◆ **WHAT THE EXERCISE ASKS**
From the listing that follows, extract every line and set it down unaltered.

Data items

::::

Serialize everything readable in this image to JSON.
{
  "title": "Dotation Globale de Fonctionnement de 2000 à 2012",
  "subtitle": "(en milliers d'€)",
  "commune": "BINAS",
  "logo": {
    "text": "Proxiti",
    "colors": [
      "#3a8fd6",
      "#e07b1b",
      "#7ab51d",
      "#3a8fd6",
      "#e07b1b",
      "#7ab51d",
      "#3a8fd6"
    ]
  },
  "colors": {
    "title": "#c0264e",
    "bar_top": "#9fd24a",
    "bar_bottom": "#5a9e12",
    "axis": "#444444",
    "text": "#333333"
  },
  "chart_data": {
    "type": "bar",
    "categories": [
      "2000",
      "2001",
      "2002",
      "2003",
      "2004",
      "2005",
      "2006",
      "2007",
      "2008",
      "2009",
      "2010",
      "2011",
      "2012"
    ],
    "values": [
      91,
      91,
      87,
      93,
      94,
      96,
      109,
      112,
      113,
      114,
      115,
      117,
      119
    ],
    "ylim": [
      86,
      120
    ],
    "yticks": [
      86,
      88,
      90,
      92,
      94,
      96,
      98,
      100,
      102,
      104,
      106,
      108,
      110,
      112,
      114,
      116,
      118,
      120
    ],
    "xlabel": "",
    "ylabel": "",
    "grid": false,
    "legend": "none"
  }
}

::::

◆ **EXERCISE SOLUTION**
Serialize everything readable in this image to JSON.
{
  "title": "Dotation Globale de Fonctionnement de 2000 à 2012",
  "subtitle": "(en milliers d'€)",
  "commune": "BINAS",
  "logo": {
    "text": "Proxiti",
    "colors": [
      "#3a8fd6",
      "#e07b1b",
      "#7ab51d",
      "#3a8fd6",
      "#e07b1b",
      "#7ab51d",
      "#3a8fd6"
    ]
  },
  "colors": {
    "title": "#c0264e",
    "bar_top": "#9fd24a",
    "bar_bottom": "#5a9e12",
    "axis": "#444444",
    "text": "#333333"
  },
  "chart_data": {
    "type": "bar",
    "categories": [
      "2000",
      "2001",
      "2002",
      "2003",
      "2004",
      "2005",
      "2006",
      "2007",
      "2008",
      "2009",
      "2010",
      "2011",
      "2012"
    ],
    "values": [
      91,
      91,
      87,
      93,
      94,
      96,
      109,
      112,
      113,
      114,
      115,
      117,
      119
    ],
    "ylim": [
      86,
      120
    ],
    "yticks": [
      86,
      88,
      90,
      92,
      94,
      96,
      98,
      100,
      102,
      104,
      106,
      108,
      110,
      112,
      114,
      116,
      118,
      120
    ],
    "xlabel": "",
    "ylabel": "",
    "grid": false,
    "legend": "none"
  }
}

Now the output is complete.